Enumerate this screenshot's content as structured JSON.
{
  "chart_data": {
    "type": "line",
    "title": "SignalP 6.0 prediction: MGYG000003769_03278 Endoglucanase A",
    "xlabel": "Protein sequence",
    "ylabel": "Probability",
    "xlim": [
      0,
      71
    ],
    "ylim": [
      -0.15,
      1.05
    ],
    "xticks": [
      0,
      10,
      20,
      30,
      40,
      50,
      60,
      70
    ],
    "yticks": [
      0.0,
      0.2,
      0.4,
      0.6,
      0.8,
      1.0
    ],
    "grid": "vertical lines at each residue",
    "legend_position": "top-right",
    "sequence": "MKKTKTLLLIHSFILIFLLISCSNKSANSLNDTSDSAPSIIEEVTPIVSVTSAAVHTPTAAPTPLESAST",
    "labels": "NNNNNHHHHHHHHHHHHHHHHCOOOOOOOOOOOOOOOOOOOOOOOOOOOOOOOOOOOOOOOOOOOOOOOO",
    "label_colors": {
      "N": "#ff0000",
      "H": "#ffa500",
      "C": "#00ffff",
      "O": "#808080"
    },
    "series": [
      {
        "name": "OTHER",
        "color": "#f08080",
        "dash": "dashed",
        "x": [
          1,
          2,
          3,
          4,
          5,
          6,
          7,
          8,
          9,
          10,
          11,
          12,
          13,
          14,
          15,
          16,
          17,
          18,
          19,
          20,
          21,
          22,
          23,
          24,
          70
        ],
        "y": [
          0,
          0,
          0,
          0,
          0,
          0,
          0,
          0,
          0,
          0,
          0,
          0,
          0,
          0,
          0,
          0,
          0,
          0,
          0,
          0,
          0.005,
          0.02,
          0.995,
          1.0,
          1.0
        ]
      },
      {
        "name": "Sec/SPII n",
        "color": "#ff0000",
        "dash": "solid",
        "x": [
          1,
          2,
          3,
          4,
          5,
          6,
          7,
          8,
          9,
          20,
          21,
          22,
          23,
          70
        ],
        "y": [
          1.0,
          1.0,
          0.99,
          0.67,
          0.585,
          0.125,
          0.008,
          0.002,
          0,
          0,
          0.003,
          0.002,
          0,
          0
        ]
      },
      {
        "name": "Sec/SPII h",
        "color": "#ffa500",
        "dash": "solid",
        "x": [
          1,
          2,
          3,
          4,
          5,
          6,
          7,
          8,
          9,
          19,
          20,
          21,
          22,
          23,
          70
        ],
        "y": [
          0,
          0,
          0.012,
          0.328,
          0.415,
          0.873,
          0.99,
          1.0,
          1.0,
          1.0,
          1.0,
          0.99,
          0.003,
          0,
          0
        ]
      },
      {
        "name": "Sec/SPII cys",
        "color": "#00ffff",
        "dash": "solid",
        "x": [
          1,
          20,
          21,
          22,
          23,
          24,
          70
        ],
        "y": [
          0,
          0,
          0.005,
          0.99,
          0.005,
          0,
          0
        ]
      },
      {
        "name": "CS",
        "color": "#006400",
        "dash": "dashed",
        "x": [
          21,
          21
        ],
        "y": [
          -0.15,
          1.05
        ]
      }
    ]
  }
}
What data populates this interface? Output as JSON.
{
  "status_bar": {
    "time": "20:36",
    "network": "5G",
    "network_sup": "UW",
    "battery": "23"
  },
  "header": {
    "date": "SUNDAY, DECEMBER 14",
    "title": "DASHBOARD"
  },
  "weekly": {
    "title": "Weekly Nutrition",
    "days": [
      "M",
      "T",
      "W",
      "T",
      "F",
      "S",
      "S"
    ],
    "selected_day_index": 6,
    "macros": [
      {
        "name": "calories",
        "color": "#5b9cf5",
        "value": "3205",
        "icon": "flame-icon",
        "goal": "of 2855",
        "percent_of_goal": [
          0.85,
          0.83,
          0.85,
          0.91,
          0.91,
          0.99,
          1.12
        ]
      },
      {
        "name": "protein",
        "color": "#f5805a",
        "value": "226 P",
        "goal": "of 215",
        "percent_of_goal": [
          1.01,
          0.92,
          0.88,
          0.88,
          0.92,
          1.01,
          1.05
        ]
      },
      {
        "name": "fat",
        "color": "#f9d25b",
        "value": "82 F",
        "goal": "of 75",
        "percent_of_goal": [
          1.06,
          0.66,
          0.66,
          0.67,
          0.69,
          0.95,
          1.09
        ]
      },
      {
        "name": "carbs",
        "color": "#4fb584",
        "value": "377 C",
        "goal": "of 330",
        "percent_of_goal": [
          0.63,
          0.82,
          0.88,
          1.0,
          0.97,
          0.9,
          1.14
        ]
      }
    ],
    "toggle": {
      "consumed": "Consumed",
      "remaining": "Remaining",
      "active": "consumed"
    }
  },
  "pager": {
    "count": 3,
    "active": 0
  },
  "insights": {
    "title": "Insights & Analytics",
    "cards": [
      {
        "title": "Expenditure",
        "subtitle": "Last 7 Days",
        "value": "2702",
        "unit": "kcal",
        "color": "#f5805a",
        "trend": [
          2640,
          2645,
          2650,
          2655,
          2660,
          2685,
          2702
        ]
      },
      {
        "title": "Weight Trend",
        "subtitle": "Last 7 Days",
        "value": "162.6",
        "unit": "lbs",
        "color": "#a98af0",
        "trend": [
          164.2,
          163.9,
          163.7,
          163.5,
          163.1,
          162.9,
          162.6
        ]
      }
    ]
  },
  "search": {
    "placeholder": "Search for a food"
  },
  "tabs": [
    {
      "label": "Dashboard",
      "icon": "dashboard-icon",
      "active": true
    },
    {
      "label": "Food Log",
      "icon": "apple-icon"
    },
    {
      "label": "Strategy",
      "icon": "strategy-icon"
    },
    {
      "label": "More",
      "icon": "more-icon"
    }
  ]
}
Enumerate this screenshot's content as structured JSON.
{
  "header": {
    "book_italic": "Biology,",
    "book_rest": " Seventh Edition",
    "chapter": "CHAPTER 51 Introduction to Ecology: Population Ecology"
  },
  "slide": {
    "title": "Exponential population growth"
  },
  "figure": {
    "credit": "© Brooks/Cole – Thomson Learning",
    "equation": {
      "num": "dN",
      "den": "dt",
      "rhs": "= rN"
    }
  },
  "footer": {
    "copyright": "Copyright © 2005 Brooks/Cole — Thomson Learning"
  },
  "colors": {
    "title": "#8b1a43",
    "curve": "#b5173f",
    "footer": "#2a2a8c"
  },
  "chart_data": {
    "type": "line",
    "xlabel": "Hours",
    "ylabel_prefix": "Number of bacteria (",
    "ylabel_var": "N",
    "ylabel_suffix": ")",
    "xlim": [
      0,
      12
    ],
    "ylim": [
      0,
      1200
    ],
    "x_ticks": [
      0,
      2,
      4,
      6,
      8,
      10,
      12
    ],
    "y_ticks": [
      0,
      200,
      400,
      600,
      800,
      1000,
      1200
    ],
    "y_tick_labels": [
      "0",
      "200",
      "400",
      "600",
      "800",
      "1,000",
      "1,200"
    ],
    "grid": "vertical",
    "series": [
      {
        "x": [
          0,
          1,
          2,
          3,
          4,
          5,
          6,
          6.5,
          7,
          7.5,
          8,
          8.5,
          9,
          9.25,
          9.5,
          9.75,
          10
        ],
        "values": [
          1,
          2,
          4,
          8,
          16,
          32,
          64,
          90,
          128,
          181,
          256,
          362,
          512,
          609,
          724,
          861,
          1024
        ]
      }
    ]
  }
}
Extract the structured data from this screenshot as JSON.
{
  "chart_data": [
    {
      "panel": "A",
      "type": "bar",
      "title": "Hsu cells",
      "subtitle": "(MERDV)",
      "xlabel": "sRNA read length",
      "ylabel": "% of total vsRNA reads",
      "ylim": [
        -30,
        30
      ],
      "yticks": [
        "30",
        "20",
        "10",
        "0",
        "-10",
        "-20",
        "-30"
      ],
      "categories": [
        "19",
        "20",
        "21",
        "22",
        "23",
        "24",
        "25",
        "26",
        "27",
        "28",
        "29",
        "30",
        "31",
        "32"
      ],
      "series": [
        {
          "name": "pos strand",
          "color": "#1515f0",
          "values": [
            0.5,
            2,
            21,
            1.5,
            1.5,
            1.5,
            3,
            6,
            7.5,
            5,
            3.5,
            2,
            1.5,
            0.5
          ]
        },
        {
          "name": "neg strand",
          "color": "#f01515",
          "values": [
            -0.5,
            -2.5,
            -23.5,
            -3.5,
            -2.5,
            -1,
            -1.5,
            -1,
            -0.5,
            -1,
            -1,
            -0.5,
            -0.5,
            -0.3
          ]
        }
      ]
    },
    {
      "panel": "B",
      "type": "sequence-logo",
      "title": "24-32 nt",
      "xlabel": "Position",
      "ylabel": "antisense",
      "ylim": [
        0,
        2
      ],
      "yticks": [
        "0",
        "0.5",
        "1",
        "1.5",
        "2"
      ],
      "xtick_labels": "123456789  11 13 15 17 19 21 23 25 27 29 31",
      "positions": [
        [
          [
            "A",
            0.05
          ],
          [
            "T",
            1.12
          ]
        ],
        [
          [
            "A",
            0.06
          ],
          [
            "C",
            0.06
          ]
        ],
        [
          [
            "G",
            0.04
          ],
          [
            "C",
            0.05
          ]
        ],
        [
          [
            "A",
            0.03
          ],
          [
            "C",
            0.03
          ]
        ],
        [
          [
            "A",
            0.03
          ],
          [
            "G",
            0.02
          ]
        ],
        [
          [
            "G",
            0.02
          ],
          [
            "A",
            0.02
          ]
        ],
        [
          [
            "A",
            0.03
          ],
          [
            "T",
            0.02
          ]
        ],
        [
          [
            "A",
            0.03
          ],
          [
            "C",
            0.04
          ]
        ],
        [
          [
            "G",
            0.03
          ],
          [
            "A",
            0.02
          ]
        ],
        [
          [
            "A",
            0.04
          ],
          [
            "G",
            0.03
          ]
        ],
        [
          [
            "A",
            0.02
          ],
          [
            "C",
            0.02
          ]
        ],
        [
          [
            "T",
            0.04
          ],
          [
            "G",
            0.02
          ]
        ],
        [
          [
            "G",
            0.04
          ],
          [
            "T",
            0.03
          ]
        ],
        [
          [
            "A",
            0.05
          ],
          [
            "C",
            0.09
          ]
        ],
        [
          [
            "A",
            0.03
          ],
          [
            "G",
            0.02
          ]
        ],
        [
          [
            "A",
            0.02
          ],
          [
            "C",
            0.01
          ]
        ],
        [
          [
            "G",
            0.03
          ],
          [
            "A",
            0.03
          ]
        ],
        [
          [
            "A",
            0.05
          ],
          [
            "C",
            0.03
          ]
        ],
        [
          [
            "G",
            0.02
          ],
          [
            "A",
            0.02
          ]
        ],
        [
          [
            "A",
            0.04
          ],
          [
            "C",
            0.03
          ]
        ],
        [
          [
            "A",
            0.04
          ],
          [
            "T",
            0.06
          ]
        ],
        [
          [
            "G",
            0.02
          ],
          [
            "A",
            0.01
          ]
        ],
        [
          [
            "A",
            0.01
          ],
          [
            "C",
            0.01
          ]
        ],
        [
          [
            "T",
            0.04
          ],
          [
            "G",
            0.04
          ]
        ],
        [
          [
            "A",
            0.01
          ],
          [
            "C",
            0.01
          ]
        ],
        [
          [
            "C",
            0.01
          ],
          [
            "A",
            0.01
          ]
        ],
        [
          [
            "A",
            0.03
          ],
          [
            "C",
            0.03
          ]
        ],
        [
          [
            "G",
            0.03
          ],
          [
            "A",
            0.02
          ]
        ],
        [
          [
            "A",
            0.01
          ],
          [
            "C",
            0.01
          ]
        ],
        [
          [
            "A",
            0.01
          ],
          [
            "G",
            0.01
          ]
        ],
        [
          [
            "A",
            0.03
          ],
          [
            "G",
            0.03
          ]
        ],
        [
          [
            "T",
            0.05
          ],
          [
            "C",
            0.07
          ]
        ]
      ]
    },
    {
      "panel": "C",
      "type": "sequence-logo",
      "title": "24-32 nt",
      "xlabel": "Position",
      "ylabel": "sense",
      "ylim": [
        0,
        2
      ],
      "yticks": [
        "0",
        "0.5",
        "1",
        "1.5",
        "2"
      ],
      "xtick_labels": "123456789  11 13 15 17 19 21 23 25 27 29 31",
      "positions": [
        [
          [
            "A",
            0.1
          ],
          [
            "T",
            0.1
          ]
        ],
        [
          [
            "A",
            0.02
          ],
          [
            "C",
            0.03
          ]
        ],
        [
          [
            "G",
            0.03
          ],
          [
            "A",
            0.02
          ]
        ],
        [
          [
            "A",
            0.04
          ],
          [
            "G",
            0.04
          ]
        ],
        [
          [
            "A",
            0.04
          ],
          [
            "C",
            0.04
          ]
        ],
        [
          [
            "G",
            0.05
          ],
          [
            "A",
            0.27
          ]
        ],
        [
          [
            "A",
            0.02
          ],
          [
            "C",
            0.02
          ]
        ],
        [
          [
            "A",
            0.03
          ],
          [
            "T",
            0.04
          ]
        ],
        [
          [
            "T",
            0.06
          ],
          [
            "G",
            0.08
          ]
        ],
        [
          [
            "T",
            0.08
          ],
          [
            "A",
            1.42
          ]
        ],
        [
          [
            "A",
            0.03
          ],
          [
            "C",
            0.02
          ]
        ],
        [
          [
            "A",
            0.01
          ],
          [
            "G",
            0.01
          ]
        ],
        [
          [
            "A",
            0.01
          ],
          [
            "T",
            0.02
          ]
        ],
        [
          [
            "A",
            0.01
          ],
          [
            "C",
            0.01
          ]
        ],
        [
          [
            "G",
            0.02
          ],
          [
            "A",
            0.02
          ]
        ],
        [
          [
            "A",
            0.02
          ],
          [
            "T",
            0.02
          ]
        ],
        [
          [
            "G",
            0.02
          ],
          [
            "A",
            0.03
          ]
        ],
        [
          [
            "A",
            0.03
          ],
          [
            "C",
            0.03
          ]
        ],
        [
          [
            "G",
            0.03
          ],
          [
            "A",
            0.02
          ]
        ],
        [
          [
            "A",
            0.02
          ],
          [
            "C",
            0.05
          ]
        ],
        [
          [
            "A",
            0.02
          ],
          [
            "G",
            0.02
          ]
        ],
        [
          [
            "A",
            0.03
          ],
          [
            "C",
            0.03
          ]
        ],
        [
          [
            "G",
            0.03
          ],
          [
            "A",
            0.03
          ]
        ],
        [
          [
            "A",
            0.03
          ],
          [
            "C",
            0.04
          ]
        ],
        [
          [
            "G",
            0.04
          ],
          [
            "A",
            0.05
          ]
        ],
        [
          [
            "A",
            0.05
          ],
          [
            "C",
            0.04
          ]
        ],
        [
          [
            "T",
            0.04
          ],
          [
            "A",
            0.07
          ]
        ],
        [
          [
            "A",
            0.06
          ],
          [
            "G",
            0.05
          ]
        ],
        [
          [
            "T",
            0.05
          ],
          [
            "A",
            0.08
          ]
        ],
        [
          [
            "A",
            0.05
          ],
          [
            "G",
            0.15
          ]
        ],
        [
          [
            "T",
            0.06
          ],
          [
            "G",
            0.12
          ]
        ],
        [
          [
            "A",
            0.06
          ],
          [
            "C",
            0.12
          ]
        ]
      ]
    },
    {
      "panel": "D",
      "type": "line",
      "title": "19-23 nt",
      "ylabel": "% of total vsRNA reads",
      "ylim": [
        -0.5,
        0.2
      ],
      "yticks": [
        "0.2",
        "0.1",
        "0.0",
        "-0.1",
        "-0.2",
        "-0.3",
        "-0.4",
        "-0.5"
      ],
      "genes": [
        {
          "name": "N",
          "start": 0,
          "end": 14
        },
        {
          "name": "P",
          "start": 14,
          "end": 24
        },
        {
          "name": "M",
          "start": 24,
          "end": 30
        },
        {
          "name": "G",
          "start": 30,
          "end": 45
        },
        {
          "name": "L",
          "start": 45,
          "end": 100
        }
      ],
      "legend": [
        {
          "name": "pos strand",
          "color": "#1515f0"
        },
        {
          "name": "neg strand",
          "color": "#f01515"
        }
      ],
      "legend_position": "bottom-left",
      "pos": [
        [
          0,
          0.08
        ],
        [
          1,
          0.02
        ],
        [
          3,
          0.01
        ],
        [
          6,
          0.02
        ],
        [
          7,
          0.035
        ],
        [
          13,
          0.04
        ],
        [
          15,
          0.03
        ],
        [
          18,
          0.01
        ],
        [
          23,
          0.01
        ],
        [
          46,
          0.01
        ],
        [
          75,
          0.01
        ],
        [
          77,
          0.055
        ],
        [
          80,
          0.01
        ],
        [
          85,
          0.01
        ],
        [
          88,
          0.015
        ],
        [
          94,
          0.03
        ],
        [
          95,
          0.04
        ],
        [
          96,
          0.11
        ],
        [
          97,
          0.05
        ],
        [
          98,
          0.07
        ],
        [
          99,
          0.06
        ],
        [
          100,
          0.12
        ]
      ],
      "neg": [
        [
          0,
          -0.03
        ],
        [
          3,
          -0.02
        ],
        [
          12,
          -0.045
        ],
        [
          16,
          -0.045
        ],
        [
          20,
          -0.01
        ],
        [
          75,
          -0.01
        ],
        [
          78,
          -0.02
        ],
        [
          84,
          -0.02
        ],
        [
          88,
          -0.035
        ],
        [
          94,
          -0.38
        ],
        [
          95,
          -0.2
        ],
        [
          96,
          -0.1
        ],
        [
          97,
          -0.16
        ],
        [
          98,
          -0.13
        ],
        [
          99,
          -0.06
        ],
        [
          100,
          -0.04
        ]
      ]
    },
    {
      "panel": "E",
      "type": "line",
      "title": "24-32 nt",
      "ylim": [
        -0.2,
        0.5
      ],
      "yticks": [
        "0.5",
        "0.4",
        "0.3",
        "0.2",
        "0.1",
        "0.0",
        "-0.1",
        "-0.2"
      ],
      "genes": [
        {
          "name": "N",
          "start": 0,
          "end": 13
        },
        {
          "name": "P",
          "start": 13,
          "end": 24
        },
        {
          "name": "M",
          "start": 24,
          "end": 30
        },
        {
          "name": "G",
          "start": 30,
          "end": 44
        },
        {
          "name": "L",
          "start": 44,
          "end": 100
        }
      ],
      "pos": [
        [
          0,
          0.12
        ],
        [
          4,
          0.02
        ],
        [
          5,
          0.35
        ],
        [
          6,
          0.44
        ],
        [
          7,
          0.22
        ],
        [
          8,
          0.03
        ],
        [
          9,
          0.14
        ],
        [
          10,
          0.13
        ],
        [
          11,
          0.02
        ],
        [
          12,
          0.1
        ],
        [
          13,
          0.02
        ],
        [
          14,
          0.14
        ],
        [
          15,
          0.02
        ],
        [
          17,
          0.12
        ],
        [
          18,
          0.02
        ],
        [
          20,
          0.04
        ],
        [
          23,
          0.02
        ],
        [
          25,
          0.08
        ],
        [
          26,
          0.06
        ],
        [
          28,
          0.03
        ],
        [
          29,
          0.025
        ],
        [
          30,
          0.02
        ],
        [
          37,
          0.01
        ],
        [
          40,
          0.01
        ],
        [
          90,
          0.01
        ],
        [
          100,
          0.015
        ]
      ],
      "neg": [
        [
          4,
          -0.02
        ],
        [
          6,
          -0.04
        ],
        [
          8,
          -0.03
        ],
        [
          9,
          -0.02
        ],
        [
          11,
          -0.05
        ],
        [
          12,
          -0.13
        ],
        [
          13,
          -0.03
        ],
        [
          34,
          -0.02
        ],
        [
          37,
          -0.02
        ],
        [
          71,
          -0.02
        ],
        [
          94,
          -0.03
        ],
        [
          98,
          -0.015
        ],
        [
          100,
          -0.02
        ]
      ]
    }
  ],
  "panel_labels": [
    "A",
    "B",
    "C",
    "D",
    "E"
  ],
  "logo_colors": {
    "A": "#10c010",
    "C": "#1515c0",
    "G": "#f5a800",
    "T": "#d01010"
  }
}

### PROBLEM REQUIREMENTS:
From the entries, copy out each line containing the word "Thomson".

### SOLUTION:
    "credit": "© Brooks/Cole – Thomson Learning",
    "copyright": "Copyright © 2005 Brooks/Cole — Thomson Learning"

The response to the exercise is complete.